Dataset records

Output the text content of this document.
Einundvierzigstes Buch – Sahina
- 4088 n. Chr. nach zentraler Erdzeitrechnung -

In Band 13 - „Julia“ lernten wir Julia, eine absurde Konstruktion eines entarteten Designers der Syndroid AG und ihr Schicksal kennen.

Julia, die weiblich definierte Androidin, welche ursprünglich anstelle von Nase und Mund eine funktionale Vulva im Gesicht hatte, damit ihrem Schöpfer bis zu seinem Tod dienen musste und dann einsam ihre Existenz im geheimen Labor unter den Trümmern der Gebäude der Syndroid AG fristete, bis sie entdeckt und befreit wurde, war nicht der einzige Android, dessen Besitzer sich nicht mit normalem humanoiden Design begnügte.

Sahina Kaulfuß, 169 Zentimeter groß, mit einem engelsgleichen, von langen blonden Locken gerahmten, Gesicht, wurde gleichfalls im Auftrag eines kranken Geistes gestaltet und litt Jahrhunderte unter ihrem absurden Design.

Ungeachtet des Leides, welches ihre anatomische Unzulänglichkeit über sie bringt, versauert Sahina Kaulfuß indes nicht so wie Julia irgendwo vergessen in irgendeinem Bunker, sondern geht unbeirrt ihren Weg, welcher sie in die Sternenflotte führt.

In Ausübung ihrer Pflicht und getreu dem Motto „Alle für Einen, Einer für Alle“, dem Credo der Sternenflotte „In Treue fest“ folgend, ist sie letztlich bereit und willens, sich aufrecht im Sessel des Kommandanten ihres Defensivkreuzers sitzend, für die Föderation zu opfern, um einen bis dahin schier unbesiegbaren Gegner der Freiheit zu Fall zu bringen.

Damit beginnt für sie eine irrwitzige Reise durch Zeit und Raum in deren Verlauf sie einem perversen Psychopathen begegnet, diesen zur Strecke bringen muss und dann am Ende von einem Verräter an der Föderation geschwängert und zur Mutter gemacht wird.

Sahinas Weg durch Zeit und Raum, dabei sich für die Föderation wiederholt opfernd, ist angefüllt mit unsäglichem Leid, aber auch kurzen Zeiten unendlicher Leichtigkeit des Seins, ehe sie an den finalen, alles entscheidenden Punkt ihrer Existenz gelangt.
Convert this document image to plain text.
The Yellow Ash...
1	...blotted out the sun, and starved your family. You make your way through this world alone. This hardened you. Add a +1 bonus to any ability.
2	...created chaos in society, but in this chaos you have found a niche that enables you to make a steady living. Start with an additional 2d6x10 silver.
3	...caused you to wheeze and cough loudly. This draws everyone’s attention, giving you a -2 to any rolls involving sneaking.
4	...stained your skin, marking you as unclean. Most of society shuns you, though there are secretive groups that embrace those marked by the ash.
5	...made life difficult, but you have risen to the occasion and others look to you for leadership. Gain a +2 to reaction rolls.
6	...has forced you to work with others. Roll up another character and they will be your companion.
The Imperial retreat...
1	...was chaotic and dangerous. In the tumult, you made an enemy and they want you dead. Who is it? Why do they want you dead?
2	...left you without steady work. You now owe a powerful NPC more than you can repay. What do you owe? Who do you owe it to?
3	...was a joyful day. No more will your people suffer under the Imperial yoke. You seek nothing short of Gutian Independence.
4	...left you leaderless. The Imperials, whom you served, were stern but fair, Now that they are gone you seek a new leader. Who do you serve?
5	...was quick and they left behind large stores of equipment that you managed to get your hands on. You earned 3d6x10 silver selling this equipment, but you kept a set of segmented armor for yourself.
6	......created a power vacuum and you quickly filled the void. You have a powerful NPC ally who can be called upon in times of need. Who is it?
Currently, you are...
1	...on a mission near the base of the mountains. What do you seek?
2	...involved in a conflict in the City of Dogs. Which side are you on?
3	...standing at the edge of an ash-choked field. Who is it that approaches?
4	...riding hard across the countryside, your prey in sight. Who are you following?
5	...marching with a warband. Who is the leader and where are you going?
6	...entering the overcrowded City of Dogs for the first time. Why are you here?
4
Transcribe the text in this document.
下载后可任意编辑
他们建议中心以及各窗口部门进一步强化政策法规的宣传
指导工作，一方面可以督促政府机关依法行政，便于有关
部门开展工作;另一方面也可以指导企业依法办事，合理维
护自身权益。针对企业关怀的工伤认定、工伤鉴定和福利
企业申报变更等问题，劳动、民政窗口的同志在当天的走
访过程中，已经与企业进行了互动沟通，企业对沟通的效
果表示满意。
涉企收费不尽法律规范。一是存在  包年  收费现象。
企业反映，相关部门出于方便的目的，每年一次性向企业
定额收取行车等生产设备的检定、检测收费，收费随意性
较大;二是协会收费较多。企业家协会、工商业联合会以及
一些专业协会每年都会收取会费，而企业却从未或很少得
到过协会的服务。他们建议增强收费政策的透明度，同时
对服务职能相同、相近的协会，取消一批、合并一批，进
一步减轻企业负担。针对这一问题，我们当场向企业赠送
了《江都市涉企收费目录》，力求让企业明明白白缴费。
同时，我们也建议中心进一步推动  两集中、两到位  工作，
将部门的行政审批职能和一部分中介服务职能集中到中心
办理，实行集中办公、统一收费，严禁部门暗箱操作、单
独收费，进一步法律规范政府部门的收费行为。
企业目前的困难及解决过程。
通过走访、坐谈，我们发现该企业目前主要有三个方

- _Do this_: Look above for the line containing "Transcribe the text in this document.", then transcribe it and all lines after it through the last, exactly and with nothing else.

- _Result below_:
Transcribe the text in this document.
下载后可任意编辑
他们建议中心以及各窗口部门进一步强化政策法规的宣传
指导工作，一方面可以督促政府机关依法行政，便于有关
部门开展工作;另一方面也可以指导企业依法办事，合理维
护自身权益。针对企业关怀的工伤认定、工伤鉴定和福利
企业申报变更等问题，劳动、民政窗口的同志在当天的走
访过程中，已经与企业进行了互动沟通，企业对沟通的效
果表示满意。
涉企收费不尽法律规范。一是存在  包年  收费现象。
企业反映，相关部门出于方便的目的，每年一次性向企业
定额收取行车等生产设备的检定、检测收费，收费随意性
较大;二是协会收费较多。企业家协会、工商业联合会以及
一些专业协会每年都会收取会费，而企业却从未或很少得
到过协会的服务。他们建议增强收费政策的透明度，同时
对服务职能相同、相近的协会，取消一批、合并一批，进
一步减轻企业负担。针对这一问题，我们当场向企业赠送
了《江都市涉企收费目录》，力求让企业明明白白缴费。
同时，我们也建议中心进一步推动  两集中、两到位  工作，
将部门的行政审批职能和一部分中介服务职能集中到中心
办理，实行集中办公、统一收费，严禁部门暗箱操作、单
独收费，进一步法律规范政府部门的收费行为。
企业目前的困难及解决过程。
通过走访、坐谈，我们发现该企业目前主要有三个方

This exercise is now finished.